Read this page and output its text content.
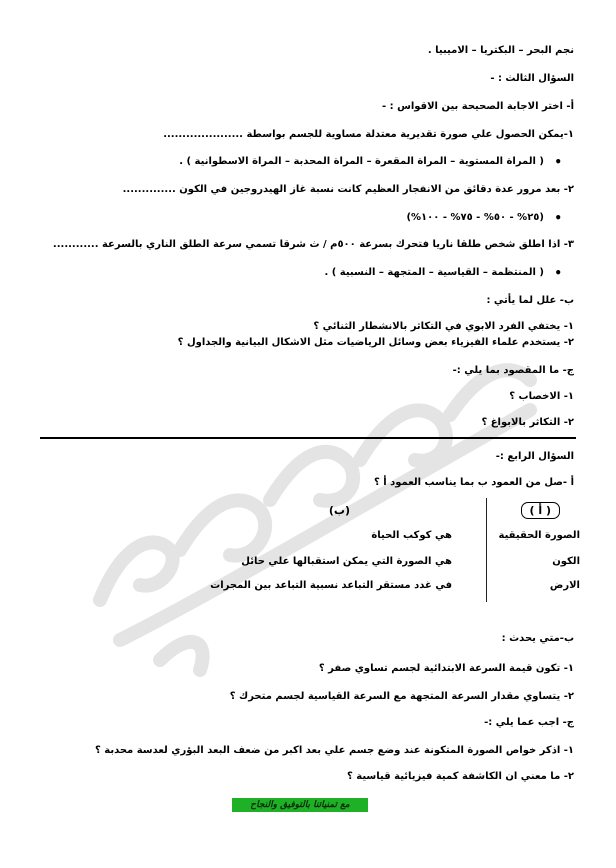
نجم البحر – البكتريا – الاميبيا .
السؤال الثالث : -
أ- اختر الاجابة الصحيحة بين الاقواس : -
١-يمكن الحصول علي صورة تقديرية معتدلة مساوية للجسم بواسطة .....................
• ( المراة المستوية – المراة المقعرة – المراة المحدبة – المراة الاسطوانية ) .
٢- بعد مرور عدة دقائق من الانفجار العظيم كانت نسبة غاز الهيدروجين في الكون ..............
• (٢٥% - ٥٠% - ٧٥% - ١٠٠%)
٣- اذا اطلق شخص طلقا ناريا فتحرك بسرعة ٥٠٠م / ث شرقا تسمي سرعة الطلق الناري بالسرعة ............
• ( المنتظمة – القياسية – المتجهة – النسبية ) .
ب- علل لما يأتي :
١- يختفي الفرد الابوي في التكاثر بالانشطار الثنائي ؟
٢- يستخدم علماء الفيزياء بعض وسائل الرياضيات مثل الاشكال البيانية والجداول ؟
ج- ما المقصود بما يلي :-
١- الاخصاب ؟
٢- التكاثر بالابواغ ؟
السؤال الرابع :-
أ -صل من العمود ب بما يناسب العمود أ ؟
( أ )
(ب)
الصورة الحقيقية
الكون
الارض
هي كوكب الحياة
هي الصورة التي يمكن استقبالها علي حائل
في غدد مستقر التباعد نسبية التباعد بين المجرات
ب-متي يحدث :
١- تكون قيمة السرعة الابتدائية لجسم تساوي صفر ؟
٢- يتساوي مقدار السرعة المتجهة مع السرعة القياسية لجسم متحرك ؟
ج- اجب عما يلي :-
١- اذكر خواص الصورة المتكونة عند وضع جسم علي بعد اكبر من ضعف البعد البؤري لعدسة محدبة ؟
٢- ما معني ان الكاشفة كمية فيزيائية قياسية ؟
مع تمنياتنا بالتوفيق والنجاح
####
Task brief - Count the lines of the data that include the string "الصورة", and give only that number.

Task output - 3